**Do this**. List every line in this data where the string "乐清市职业中等专业学校" occurs.

Recorded data
----

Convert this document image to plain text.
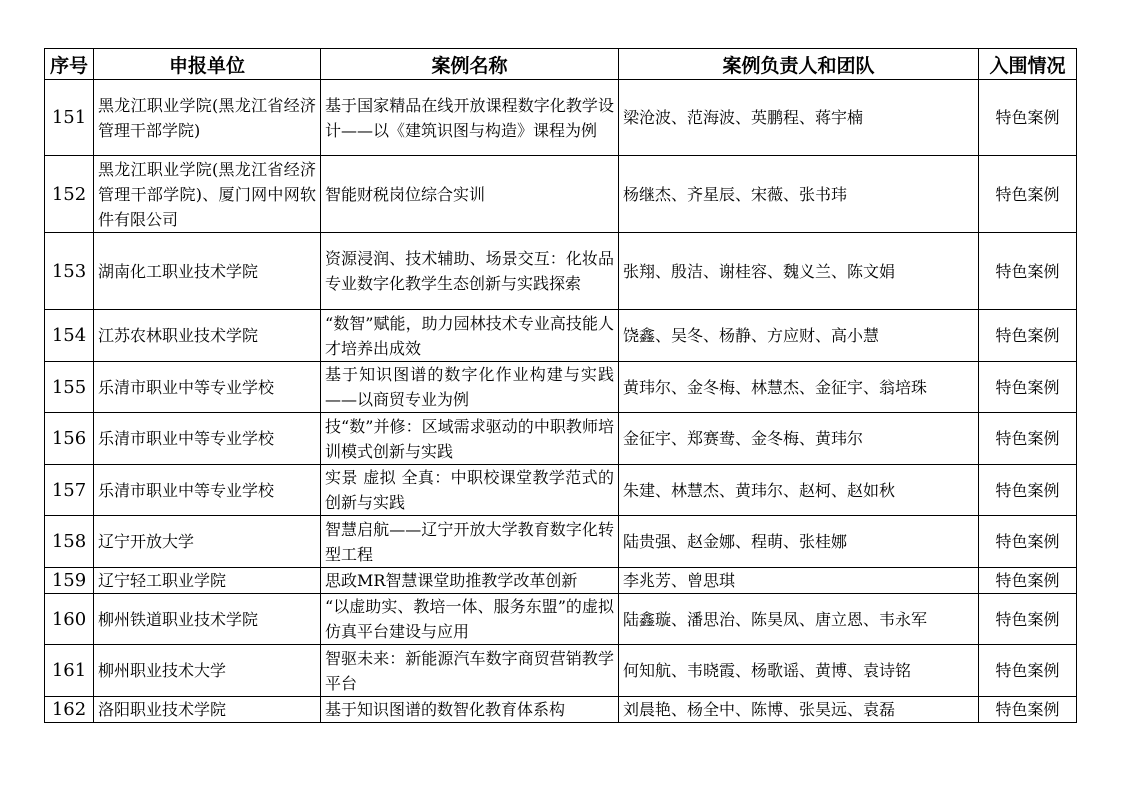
序号	申报单位	案例名称	案例负责人和团队	入围情况
151	黑龙江职业学院(黑龙江省经济管理干部学院)	基于国家精品在线开放课程数字化教学设计——以《建筑识图与构造》课程为例	梁沧波、范海波、英鹏程、蒋宇楠	特色案例
152	黑龙江职业学院(黑龙江省经济管理干部学院)、厦门网中网软件有限公司	智能财税岗位综合实训	杨继杰、齐星辰、宋薇、张书玮	特色案例
153	湖南化工职业技术学院	资源浸润、技术辅助、场景交互：化妆品专业数字化教学生态创新与实践探索	张翔、殷洁、谢桂容、魏义兰、陈文娟	特色案例
154	江苏农林职业技术学院	“数智”赋能，助力园林技术专业高技能人才培养出成效	饶鑫、吴冬、杨静、方应财、高小慧	特色案例
155	乐清市职业中等专业学校	基于知识图谱的数字化作业构建与实践——以商贸专业为例	黄玮尔、金冬梅、林慧杰、金征宇、翁培珠	特色案例
156	乐清市职业中等专业学校	技“数”并修：区域需求驱动的中职教师培训模式创新与实践	金征宇、郑赛鸯、金冬梅、黄玮尔	特色案例
157	乐清市职业中等专业学校	实景 虚拟 全真：中职校课堂教学范式的创新与实践	朱建、林慧杰、黄玮尔、赵柯、赵如秋	特色案例
158	辽宁开放大学	智慧启航——辽宁开放大学教育数字化转型工程	陆贵强、赵金娜、程萌、张桂娜	特色案例
159	辽宁轻工职业学院	思政MR智慧课堂助推教学改革创新	李兆芳、曾思琪	特色案例
160	柳州铁道职业技术学院	“以虚助实、教培一体、服务东盟”的虚拟仿真平台建设与应用	陆鑫璇、潘思治、陈昊凤、唐立恩、韦永军	特色案例
161	柳州职业技术大学	智驱未来：新能源汽车数字商贸营销教学平台	何知航、韦晓霞、杨歌谣、黄博、袁诗铭	特色案例
162	洛阳职业技术学院	基于知识图谱的数智化教育体系构	刘晨艳、杨全中、陈博、张昊远、袁磊	特色案例
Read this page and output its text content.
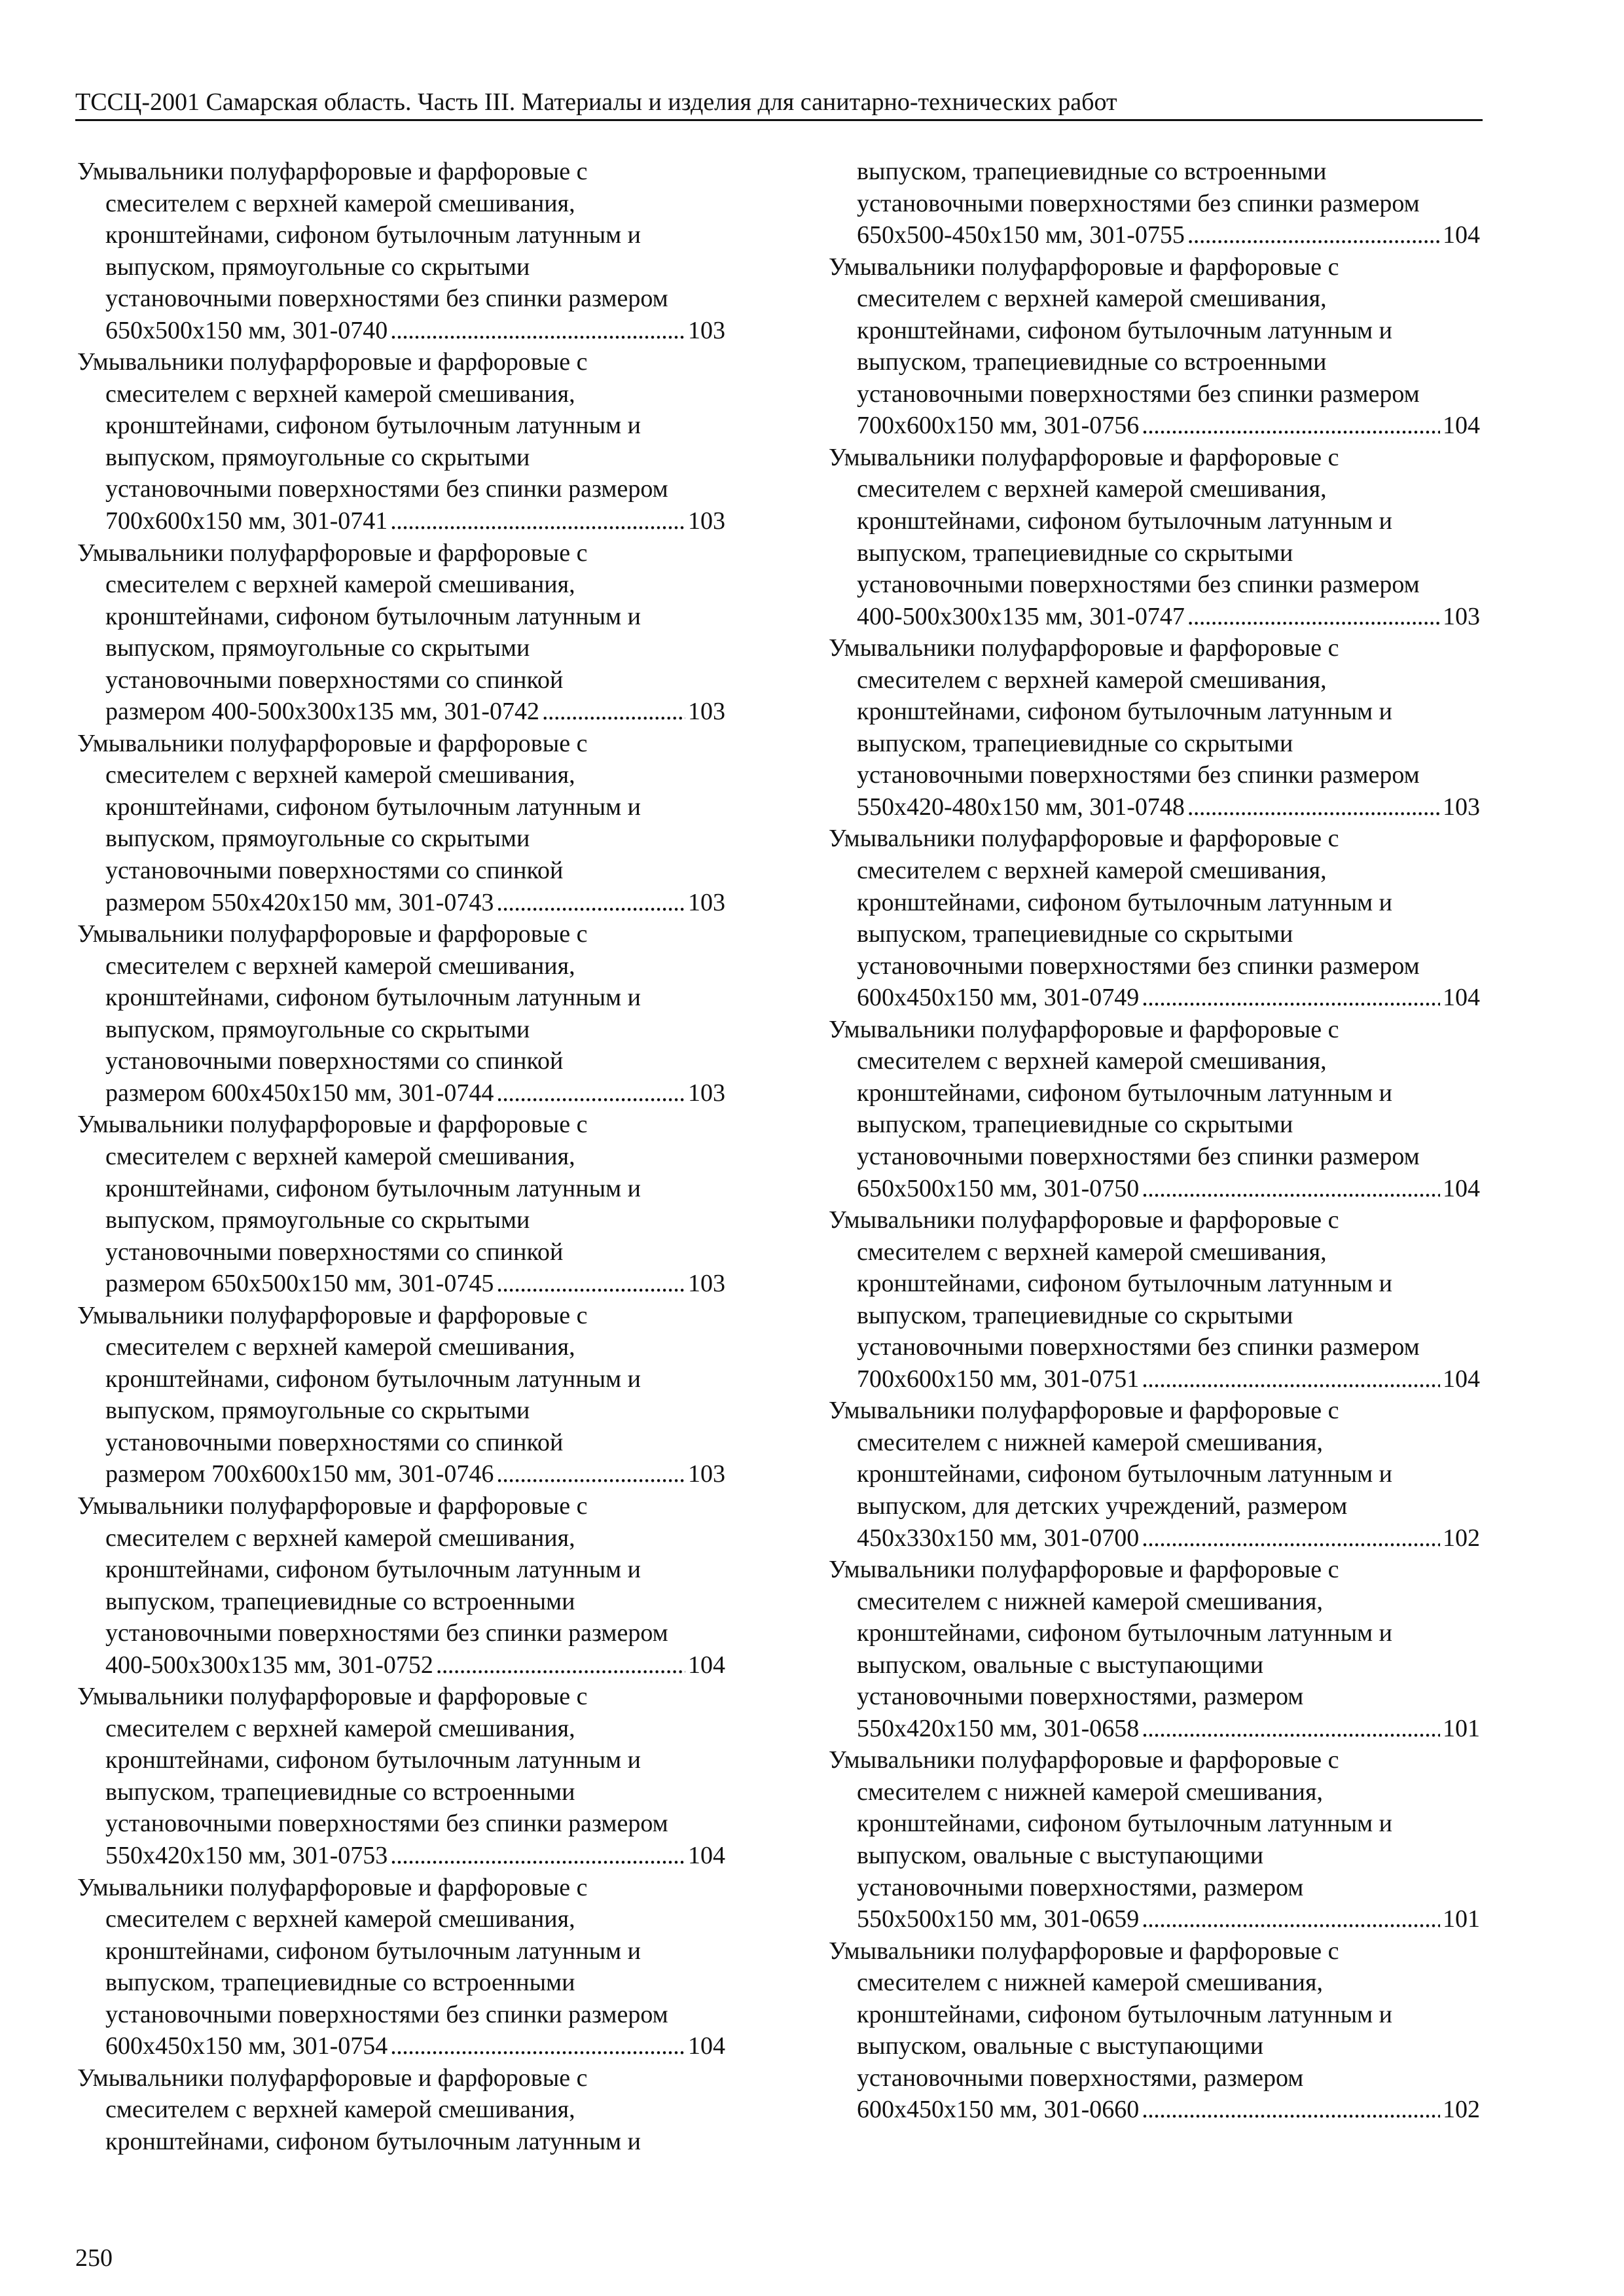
ТССЦ-2001 Самарская область. Часть III. Материалы и изделия для санитарно-технических работ
Умывальники полуфарфоровые и фарфоровые с
смесителем с верхней камерой смешивания,
кронштейнами, сифоном бутылочным латунным и
выпуском, прямоугольные со скрытыми
установочными поверхностями без спинки размером
650х500х150 мм, 301-0740 . . .	103
Умывальники полуфарфоровые и фарфоровые с
смесителем с верхней камерой смешивания,
кронштейнами, сифоном бутылочным латунным и
выпуском, прямоугольные со скрытыми
установочными поверхностями без спинки размером
700х600х150 мм, 301-0741 . . .	103
Умывальники полуфарфоровые и фарфоровые с
смесителем с верхней камерой смешивания,
кронштейнами, сифоном бутылочным латунным и
выпуском, прямоугольные со скрытыми
установочными поверхностями со спинкой
размером 400-500х300х135 мм, 301-0742 . . .	103
Умывальники полуфарфоровые и фарфоровые с
смесителем с верхней камерой смешивания,
кронштейнами, сифоном бутылочным латунным и
выпуском, прямоугольные со скрытыми
установочными поверхностями со спинкой
размером 550х420х150 мм, 301-0743 . . .	103
Умывальники полуфарфоровые и фарфоровые с
смесителем с верхней камерой смешивания,
кронштейнами, сифоном бутылочным латунным и
выпуском, прямоугольные со скрытыми
установочными поверхностями со спинкой
размером 600х450х150 мм, 301-0744 . . .	103
Умывальники полуфарфоровые и фарфоровые с
смесителем с верхней камерой смешивания,
кронштейнами, сифоном бутылочным латунным и
выпуском, прямоугольные со скрытыми
установочными поверхностями со спинкой
размером 650х500х150 мм, 301-0745 . . .	103
Умывальники полуфарфоровые и фарфоровые с
смесителем с верхней камерой смешивания,
кронштейнами, сифоном бутылочным латунным и
выпуском, прямоугольные со скрытыми
установочными поверхностями со спинкой
размером 700х600х150 мм, 301-0746 . . .	103
Умывальники полуфарфоровые и фарфоровые с
смесителем с верхней камерой смешивания,
кронштейнами, сифоном бутылочным латунным и
выпуском, трапециевидные со встроенными
установочными поверхностями без спинки размером
400-500х300х135 мм, 301-0752 . . .	104
Умывальники полуфарфоровые и фарфоровые с
смесителем с верхней камерой смешивания,
кронштейнами, сифоном бутылочным латунным и
выпуском, трапециевидные со встроенными
установочными поверхностями без спинки размером
550х420х150 мм, 301-0753 . . .	104
Умывальники полуфарфоровые и фарфоровые с
смесителем с верхней камерой смешивания,
кронштейнами, сифоном бутылочным латунным и
выпуском, трапециевидные со встроенными
установочными поверхностями без спинки размером
600х450х150 мм, 301-0754 . . .	104
Умывальники полуфарфоровые и фарфоровые с
смесителем с верхней камерой смешивания,
кронштейнами, сифоном бутылочным латунным и
выпуском, трапециевидные со встроенными
установочными поверхностями без спинки размером
650х500-450х150 мм, 301-0755 . . .	104
Умывальники полуфарфоровые и фарфоровые с
смесителем с верхней камерой смешивания,
кронштейнами, сифоном бутылочным латунным и
выпуском, трапециевидные со встроенными
установочными поверхностями без спинки размером
700х600х150 мм, 301-0756 . . .	104
Умывальники полуфарфоровые и фарфоровые с
смесителем с верхней камерой смешивания,
кронштейнами, сифоном бутылочным латунным и
выпуском, трапециевидные со скрытыми
установочными поверхностями без спинки размером
400-500х300х135 мм, 301-0747 . . .	103
Умывальники полуфарфоровые и фарфоровые с
смесителем с верхней камерой смешивания,
кронштейнами, сифоном бутылочным латунным и
выпуском, трапециевидные со скрытыми
установочными поверхностями без спинки размером
550х420-480х150 мм, 301-0748 . . .	103
Умывальники полуфарфоровые и фарфоровые с
смесителем с верхней камерой смешивания,
кронштейнами, сифоном бутылочным латунным и
выпуском, трапециевидные со скрытыми
установочными поверхностями без спинки размером
600х450х150 мм, 301-0749 . . .	104
Умывальники полуфарфоровые и фарфоровые с
смесителем с верхней камерой смешивания,
кронштейнами, сифоном бутылочным латунным и
выпуском, трапециевидные со скрытыми
установочными поверхностями без спинки размером
650х500х150 мм, 301-0750 . . .	104
Умывальники полуфарфоровые и фарфоровые с
смесителем с верхней камерой смешивания,
кронштейнами, сифоном бутылочным латунным и
выпуском, трапециевидные со скрытыми
установочными поверхностями без спинки размером
700х600х150 мм, 301-0751 . . .	104
Умывальники полуфарфоровые и фарфоровые с
смесителем с нижней камерой смешивания,
кронштейнами, сифоном бутылочным латунным и
выпуском, для детских учреждений, размером
450х330х150 мм, 301-0700 . . .	102
Умывальники полуфарфоровые и фарфоровые с
смесителем с нижней камерой смешивания,
кронштейнами, сифоном бутылочным латунным и
выпуском, овальные с выступающими
установочными поверхностями, размером
550х420х150 мм, 301-0658 . . .	101
Умывальники полуфарфоровые и фарфоровые с
смесителем с нижней камерой смешивания,
кронштейнами, сифоном бутылочным латунным и
выпуском, овальные с выступающими
установочными поверхностями, размером
550х500х150 мм, 301-0659 . . .	101
Умывальники полуфарфоровые и фарфоровые с
смесителем с нижней камерой смешивания,
кронштейнами, сифоном бутылочным латунным и
выпуском, овальные с выступающими
установочными поверхностями, размером
600х450х150 мм, 301-0660 . . .	102
250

----

**Complete response**.
155	乐清市职业中等专业学校	基于知识图谱的数字化作业构建与实践——以商贸专业为例	黄玮尔、金冬梅、林慧杰、金征宇、翁培珠	特色案例
156	乐清市职业中等专业学校	技“数”并修：区域需求驱动的中职教师培训模式创新与实践	金征宇、郑赛鸯、金冬梅、黄玮尔	特色案例
157	乐清市职业中等专业学校	实景 虚拟 全真：中职校课堂教学范式的创新与实践	朱建、林慧杰、黄玮尔、赵柯、赵如秋	特色案例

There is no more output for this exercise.